- _Task instructions_
You are to retype all of the data exactly as it appears.

Dataset listings of figures
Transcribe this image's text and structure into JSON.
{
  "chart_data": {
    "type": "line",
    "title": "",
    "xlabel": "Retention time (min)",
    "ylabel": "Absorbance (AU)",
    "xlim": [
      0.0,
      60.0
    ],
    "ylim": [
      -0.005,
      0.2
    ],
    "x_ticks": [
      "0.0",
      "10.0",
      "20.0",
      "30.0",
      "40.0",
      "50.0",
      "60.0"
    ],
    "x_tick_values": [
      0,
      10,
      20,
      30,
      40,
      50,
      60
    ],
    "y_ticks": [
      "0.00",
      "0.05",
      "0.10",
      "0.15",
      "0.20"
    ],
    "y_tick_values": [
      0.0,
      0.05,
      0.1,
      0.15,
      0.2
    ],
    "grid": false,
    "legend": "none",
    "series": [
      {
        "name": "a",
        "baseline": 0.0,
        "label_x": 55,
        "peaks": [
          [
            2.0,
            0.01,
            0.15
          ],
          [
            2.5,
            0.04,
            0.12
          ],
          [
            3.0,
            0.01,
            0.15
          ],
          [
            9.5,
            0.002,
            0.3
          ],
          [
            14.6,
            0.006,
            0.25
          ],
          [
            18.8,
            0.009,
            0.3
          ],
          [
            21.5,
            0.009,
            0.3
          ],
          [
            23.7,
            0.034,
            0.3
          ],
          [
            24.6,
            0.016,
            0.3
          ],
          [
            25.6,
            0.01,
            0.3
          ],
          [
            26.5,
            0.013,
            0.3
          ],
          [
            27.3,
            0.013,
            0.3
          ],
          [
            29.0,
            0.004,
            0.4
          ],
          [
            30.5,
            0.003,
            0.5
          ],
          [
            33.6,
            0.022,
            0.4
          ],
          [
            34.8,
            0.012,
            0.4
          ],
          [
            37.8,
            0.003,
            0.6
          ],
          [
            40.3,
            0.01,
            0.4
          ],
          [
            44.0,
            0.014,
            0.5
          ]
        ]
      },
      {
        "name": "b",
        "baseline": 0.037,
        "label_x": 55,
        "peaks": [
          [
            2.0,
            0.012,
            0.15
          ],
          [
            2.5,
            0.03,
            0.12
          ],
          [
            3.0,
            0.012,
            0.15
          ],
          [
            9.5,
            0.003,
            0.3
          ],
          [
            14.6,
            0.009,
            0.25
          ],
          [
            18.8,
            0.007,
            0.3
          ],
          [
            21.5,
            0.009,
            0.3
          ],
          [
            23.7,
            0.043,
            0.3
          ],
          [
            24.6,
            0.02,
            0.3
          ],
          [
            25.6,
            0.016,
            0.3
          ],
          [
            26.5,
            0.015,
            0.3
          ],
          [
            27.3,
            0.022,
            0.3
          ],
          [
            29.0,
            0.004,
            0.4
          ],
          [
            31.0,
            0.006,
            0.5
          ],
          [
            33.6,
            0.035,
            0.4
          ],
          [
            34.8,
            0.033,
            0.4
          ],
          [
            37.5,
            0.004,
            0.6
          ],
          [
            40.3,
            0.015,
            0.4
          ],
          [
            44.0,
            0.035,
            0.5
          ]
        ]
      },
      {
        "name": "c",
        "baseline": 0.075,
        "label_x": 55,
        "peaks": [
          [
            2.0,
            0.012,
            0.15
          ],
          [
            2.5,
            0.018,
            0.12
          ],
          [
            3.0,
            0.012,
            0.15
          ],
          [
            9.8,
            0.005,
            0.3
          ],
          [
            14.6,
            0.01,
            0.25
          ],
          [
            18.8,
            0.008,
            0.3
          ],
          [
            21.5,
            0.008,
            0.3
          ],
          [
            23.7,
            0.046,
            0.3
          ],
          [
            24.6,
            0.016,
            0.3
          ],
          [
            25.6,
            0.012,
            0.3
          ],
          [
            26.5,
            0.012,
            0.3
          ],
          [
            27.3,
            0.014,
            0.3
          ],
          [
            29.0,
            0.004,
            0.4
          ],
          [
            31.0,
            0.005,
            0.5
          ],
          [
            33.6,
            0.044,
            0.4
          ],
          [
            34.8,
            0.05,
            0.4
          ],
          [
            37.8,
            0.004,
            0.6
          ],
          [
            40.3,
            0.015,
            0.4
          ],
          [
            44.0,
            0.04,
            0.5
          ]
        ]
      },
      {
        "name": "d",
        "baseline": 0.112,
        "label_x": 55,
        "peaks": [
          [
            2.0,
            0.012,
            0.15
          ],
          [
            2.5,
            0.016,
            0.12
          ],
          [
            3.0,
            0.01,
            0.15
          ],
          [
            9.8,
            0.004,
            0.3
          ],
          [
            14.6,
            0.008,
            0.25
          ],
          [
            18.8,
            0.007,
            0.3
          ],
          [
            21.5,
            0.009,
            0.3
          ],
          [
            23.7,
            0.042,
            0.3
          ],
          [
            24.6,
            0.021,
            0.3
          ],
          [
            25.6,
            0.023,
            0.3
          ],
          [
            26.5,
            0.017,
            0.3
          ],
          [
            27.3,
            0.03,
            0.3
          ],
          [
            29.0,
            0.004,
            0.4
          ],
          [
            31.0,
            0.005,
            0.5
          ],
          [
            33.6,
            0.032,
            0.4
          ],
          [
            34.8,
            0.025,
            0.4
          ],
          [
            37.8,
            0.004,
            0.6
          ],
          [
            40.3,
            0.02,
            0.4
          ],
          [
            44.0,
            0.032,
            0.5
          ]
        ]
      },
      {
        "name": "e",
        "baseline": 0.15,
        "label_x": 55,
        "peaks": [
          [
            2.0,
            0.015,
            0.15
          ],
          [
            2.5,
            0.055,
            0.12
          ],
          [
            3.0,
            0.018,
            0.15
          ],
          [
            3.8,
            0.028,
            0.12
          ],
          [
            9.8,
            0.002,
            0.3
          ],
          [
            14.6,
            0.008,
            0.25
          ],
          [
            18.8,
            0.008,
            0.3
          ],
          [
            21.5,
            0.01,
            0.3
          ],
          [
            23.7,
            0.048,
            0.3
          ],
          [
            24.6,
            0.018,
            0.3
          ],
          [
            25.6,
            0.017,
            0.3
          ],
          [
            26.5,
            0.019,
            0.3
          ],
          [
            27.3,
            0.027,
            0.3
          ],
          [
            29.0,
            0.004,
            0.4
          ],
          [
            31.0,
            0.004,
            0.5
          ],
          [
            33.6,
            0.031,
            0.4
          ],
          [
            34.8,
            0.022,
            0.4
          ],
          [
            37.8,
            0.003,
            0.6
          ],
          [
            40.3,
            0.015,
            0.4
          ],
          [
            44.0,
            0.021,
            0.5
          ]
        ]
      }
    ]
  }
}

- _Written reply_
Transcribe this image's text and structure into JSON.
{
  "chart_data": {
    "type": "line",
    "title": "",
    "xlabel": "Retention time (min)",
    "ylabel": "Absorbance (AU)",
    "xlim": [
      0.0,
      60.0
    ],
    "ylim": [
      -0.005,
      0.2
    ],
    "x_ticks": [
      "0.0",
      "10.0",
      "20.0",
      "30.0",
      "40.0",
      "50.0",
      "60.0"
    ],
    "x_tick_values": [
      0,
      10,
      20,
      30,
      40,
      50,
      60
    ],
    "y_ticks": [
      "0.00",
      "0.05",
      "0.10",
      "0.15",
      "0.20"
    ],
    "y_tick_values": [
      0.0,
      0.05,
      0.1,
      0.15,
      0.2
    ],
    "grid": false,
    "legend": "none",
    "series": [
      {
        "name": "a",
        "baseline": 0.0,
        "label_x": 55,
        "peaks": [
          [
            2.0,
            0.01,
            0.15
          ],
          [
            2.5,
            0.04,
            0.12
          ],
          [
            3.0,
            0.01,
            0.15
          ],
          [
            9.5,
            0.002,
            0.3
          ],
          [
            14.6,
            0.006,
            0.25
          ],
          [
            18.8,
            0.009,
            0.3
          ],
          [
            21.5,
            0.009,
            0.3
          ],
          [
            23.7,
            0.034,
            0.3
          ],
          [
            24.6,
            0.016,
            0.3
          ],
          [
            25.6,
            0.01,
            0.3
          ],
          [
            26.5,
            0.013,
            0.3
          ],
          [
            27.3,
            0.013,
            0.3
          ],
          [
            29.0,
            0.004,
            0.4
          ],
          [
            30.5,
            0.003,
            0.5
          ],
          [
            33.6,
            0.022,
            0.4
          ],
          [
            34.8,
            0.012,
            0.4
          ],
          [
            37.8,
            0.003,
            0.6
          ],
          [
            40.3,
            0.01,
            0.4
          ],
          [
            44.0,
            0.014,
            0.5
          ]
        ]
      },
      {
        "name": "b",
        "baseline": 0.037,
        "label_x": 55,
        "peaks": [
          [
            2.0,
            0.012,
            0.15
          ],
          [
            2.5,
            0.03,
            0.12
          ],
          [
            3.0,
            0.012,
            0.15
          ],
          [
            9.5,
            0.003,
            0.3
          ],
          [
            14.6,
            0.009,
            0.25
          ],
          [
            18.8,
            0.007,
            0.3
          ],
          [
            21.5,
            0.009,
            0.3
          ],
          [
            23.7,
            0.043,
            0.3
          ],
          [
            24.6,
            0.02,
            0.3
          ],
          [
            25.6,
            0.016,
            0.3
          ],
          [
            26.5,
            0.015,
            0.3
          ],
          [
            27.3,
            0.022,
            0.3
          ],
          [
            29.0,
            0.004,
            0.4
          ],
          [
            31.0,
            0.006,
            0.5
          ],
          [
            33.6,
            0.035,
            0.4
          ],
          [
            34.8,
            0.033,
            0.4
          ],
          [
            37.5,
            0.004,
            0.6
          ],
          [
            40.3,
            0.015,
            0.4
          ],
          [
            44.0,
            0.035,
            0.5
          ]
        ]
      },
      {
        "name": "c",
        "baseline": 0.075,
        "label_x": 55,
        "peaks": [
          [
            2.0,
            0.012,
            0.15
          ],
          [
            2.5,
            0.018,
            0.12
          ],
          [
            3.0,
            0.012,
            0.15
          ],
          [
            9.8,
            0.005,
            0.3
          ],
          [
            14.6,
            0.01,
            0.25
          ],
          [
            18.8,
            0.008,
            0.3
          ],
          [
            21.5,
            0.008,
            0.3
          ],
          [
            23.7,
            0.046,
            0.3
          ],
          [
            24.6,
            0.016,
            0.3
          ],
          [
            25.6,
            0.012,
            0.3
          ],
          [
            26.5,
            0.012,
            0.3
          ],
          [
            27.3,
            0.014,
            0.3
          ],
          [
            29.0,
            0.004,
            0.4
          ],
          [
            31.0,
            0.005,
            0.5
          ],
          [
            33.6,
            0.044,
            0.4
          ],
          [
            34.8,
            0.05,
            0.4
          ],
          [
            37.8,
            0.004,
            0.6
          ],
          [
            40.3,
            0.015,
            0.4
          ],
          [
            44.0,
            0.04,
            0.5
          ]
        ]
      },
      {
        "name": "d",
        "baseline": 0.112,
        "label_x": 55,
        "peaks": [
          [
            2.0,
            0.012,
            0.15
          ],
          [
            2.5,
            0.016,
            0.12
          ],
          [
            3.0,
            0.01,
            0.15
          ],
          [
            9.8,
            0.004,
            0.3
          ],
          [
            14.6,
            0.008,
            0.25
          ],
          [
            18.8,
            0.007,
            0.3
          ],
          [
            21.5,
            0.009,
            0.3
          ],
          [
            23.7,
            0.042,
            0.3
          ],
          [
            24.6,
            0.021,
            0.3
          ],
          [
            25.6,
            0.023,
            0.3
          ],
          [
            26.5,
            0.017,
            0.3
          ],
          [
            27.3,
            0.03,
            0.3
          ],
          [
            29.0,
            0.004,
            0.4
          ],
          [
            31.0,
            0.005,
            0.5
          ],
          [
            33.6,
            0.032,
            0.4
          ],
          [
            34.8,
            0.025,
            0.4
          ],
          [
            37.8,
            0.004,
            0.6
          ],
          [
            40.3,
            0.02,
            0.4
          ],
          [
            44.0,
            0.032,
            0.5
          ]
        ]
      },
      {
        "name": "e",
        "baseline": 0.15,
        "label_x": 55,
        "peaks": [
          [
            2.0,
            0.015,
            0.15
          ],
          [
            2.5,
            0.055,
            0.12
          ],
          [
            3.0,
            0.018,
            0.15
          ],
          [
            3.8,
            0.028,
            0.12
          ],
          [
            9.8,
            0.002,
            0.3
          ],
          [
            14.6,
            0.008,
            0.25
          ],
          [
            18.8,
            0.008,
            0.3
          ],
          [
            21.5,
            0.01,
            0.3
          ],
          [
            23.7,
            0.048,
            0.3
          ],
          [
            24.6,
            0.018,
            0.3
          ],
          [
            25.6,
            0.017,
            0.3
          ],
          [
            26.5,
            0.019,
            0.3
          ],
          [
            27.3,
            0.027,
            0.3
          ],
          [
            29.0,
            0.004,
            0.4
          ],
          [
            31.0,
            0.004,
            0.5
          ],
          [
            33.6,
            0.031,
            0.4
          ],
          [
            34.8,
            0.022,
            0.4
          ],
          [
            37.8,
            0.003,
            0.6
          ],
          [
            40.3,
            0.015,
            0.4
          ],
          [
            44.0,
            0.021,
            0.5
          ]
        ]
      }
    ]
  }
}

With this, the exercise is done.